PROBLEM DESCRIPTION: Filter the entries and keep only the lines where the string "Серед" appears.

PROVIDED RECORDS:
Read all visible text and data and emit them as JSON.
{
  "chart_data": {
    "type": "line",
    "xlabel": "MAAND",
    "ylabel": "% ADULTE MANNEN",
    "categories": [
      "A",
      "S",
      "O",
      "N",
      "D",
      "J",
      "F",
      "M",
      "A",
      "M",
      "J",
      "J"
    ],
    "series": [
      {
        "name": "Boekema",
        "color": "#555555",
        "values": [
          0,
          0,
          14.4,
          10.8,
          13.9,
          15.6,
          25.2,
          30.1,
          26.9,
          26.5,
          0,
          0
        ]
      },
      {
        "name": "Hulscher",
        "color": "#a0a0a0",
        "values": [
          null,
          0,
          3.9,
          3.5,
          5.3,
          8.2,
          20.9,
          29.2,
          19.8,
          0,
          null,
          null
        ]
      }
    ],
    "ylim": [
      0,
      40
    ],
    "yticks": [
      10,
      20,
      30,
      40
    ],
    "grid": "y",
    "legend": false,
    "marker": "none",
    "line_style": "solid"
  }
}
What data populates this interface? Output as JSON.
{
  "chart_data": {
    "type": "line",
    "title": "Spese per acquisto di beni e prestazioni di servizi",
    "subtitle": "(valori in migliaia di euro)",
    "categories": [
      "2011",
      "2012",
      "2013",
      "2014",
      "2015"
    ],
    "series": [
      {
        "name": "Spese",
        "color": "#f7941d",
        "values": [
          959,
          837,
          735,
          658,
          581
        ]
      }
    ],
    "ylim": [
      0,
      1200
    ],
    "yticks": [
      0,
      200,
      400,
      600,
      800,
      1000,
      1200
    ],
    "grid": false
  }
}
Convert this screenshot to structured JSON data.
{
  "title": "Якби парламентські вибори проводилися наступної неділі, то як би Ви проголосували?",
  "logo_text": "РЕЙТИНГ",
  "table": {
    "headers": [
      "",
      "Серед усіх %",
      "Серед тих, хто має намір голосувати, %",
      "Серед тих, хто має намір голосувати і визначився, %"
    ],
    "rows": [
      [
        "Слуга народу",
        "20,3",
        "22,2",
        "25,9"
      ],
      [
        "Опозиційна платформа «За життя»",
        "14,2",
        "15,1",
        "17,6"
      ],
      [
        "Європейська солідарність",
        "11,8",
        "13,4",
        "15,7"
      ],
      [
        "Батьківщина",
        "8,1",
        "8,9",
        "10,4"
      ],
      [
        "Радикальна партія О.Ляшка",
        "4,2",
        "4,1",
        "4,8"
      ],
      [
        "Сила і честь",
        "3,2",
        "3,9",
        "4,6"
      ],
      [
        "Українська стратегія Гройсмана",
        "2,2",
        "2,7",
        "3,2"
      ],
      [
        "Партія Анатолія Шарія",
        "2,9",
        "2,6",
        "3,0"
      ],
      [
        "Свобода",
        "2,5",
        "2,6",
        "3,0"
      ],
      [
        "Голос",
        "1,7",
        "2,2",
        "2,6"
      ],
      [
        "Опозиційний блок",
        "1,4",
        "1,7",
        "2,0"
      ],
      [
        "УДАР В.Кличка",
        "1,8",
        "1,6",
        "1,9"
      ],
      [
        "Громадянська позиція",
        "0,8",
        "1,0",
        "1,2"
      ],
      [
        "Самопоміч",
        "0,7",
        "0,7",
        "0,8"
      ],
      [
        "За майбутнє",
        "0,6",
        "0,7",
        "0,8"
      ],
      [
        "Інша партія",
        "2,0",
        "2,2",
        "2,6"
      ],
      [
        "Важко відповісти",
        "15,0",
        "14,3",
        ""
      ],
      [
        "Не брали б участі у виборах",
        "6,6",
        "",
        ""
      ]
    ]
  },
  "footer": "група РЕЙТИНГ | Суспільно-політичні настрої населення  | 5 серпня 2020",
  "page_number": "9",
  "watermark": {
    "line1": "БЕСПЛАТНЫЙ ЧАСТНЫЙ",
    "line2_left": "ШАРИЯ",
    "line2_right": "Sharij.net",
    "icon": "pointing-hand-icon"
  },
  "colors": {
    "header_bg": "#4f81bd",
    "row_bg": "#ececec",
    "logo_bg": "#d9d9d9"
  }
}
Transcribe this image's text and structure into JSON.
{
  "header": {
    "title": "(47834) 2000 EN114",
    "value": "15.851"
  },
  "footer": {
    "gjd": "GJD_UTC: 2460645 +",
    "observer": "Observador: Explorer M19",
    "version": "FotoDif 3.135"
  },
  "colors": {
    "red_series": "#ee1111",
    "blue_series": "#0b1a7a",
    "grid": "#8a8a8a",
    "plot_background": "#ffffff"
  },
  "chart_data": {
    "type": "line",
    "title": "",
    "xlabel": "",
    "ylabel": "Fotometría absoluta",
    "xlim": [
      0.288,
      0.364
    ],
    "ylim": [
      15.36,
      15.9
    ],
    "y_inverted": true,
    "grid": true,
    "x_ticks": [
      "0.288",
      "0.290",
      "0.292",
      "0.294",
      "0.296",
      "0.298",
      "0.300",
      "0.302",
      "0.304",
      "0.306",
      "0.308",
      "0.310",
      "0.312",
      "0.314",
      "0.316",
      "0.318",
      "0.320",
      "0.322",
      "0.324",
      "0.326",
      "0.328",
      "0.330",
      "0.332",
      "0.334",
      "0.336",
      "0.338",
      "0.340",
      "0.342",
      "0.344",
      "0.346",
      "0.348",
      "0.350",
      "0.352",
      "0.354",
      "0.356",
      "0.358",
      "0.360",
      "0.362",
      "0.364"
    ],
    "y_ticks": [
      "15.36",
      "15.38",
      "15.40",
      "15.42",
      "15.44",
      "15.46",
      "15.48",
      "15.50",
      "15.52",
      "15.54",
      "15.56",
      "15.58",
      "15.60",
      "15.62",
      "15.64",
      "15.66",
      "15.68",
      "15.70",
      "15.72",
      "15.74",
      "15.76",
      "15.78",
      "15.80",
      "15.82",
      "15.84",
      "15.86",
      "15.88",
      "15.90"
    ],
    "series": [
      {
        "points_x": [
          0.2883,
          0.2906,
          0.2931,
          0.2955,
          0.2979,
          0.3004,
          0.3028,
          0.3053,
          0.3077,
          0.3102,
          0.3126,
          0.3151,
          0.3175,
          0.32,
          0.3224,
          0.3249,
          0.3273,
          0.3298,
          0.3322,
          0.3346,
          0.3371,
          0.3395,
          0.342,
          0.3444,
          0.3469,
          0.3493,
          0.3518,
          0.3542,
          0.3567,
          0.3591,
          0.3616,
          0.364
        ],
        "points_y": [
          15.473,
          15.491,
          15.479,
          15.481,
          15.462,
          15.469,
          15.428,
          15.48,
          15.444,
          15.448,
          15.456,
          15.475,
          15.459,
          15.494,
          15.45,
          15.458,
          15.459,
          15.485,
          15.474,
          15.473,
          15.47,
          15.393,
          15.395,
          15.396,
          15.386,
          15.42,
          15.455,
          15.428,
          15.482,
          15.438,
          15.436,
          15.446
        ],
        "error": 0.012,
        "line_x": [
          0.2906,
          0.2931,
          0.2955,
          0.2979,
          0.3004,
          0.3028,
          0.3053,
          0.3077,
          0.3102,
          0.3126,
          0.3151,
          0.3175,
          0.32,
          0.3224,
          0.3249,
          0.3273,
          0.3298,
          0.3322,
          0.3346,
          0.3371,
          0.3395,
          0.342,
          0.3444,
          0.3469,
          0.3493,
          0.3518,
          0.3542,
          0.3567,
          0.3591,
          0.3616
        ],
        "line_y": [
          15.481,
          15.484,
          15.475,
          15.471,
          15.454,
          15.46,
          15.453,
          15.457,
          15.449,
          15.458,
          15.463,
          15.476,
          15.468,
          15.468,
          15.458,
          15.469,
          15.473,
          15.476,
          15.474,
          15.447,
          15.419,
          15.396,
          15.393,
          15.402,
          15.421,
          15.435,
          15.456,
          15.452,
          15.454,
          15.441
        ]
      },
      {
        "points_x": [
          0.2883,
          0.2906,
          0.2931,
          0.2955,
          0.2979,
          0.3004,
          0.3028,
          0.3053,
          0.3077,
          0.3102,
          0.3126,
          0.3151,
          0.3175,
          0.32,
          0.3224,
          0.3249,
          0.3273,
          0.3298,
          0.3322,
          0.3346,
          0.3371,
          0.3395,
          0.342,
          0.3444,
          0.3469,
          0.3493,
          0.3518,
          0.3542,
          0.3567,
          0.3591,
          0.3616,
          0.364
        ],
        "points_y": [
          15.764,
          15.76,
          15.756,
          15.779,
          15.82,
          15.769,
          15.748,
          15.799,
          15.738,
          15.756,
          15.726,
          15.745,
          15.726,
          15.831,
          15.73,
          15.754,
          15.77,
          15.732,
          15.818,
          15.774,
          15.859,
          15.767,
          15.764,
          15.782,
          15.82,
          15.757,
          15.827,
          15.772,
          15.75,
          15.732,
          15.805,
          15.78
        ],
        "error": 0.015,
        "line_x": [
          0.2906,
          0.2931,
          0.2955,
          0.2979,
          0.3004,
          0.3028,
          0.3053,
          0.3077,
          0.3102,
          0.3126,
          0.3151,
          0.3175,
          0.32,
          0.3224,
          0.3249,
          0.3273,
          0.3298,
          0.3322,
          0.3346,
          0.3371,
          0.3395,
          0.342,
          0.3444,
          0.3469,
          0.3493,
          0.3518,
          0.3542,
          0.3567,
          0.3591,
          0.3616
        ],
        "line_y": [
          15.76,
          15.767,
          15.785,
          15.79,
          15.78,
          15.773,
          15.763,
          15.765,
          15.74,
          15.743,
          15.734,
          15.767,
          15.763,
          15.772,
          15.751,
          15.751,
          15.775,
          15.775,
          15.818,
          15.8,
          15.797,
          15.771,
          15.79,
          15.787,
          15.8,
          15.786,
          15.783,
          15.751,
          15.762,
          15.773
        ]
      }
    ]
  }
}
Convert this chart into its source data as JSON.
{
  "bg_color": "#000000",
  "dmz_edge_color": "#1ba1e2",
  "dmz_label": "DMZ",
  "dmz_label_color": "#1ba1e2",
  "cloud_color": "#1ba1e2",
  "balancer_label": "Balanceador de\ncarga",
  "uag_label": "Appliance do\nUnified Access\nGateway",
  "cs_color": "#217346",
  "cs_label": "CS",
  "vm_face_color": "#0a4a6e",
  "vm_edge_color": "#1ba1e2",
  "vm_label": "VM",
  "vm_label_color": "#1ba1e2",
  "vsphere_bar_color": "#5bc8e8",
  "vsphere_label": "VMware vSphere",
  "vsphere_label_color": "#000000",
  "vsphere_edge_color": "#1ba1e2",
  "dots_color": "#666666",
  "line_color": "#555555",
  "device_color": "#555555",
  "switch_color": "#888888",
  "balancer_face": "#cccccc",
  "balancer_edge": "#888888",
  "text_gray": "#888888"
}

RESPONSE TO THIS TASK:
      "Серед усіх %",
      "Серед тих, хто має намір голосувати, %",
      "Серед тих, хто має намір голосувати і визначився, %"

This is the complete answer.